__Written exercise__: Can you restate the records below word for word?

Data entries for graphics

(begin)

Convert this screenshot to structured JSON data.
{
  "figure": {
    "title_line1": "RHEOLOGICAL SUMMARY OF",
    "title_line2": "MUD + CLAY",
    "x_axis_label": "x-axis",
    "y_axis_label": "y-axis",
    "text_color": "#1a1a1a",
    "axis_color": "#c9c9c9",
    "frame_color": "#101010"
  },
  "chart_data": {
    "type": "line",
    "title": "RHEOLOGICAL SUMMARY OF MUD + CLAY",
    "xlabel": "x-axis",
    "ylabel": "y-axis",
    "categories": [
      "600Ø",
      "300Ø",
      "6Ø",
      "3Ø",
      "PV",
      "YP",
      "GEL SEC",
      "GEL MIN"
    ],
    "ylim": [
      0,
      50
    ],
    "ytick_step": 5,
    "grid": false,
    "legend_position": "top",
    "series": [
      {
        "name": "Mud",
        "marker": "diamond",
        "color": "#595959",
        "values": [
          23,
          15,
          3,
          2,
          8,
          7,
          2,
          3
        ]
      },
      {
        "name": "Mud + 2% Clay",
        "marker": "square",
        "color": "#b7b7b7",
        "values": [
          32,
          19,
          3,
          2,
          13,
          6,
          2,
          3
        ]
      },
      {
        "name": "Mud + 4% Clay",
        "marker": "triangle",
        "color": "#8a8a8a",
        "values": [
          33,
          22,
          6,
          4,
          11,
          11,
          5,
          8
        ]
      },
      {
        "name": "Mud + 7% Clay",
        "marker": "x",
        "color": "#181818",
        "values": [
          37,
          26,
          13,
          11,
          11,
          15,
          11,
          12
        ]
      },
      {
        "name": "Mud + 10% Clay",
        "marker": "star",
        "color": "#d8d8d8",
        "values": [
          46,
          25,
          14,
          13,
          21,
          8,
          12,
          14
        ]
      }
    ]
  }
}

(end)

__Correct result__:
Convert this screenshot to structured JSON data.
{
  "figure": {
    "title_line1": "RHEOLOGICAL SUMMARY OF",
    "title_line2": "MUD + CLAY",
    "x_axis_label": "x-axis",
    "y_axis_label": "y-axis",
    "text_color": "#1a1a1a",
    "axis_color": "#c9c9c9",
    "frame_color": "#101010"
  },
  "chart_data": {
    "type": "line",
    "title": "RHEOLOGICAL SUMMARY OF MUD + CLAY",
    "xlabel": "x-axis",
    "ylabel": "y-axis",
    "categories": [
      "600Ø",
      "300Ø",
      "6Ø",
      "3Ø",
      "PV",
      "YP",
      "GEL SEC",
      "GEL MIN"
    ],
    "ylim": [
      0,
      50
    ],
    "ytick_step": 5,
    "grid": false,
    "legend_position": "top",
    "series": [
      {
        "name": "Mud",
        "marker": "diamond",
        "color": "#595959",
        "values": [
          23,
          15,
          3,
          2,
          8,
          7,
          2,
          3
        ]
      },
      {
        "name": "Mud + 2% Clay",
        "marker": "square",
        "color": "#b7b7b7",
        "values": [
          32,
          19,
          3,
          2,
          13,
          6,
          2,
          3
        ]
      },
      {
        "name": "Mud + 4% Clay",
        "marker": "triangle",
        "color": "#8a8a8a",
        "values": [
          33,
          22,
          6,
          4,
          11,
          11,
          5,
          8
        ]
      },
      {
        "name": "Mud + 7% Clay",
        "marker": "x",
        "color": "#181818",
        "values": [
          37,
          26,
          13,
          11,
          11,
          15,
          11,
          12
        ]
      },
      {
        "name": "Mud + 10% Clay",
        "marker": "star",
        "color": "#d8d8d8",
        "values": [
          46,
          25,
          14,
          13,
          21,
          8,
          12,
          14
        ]
      }
    ]
  }
}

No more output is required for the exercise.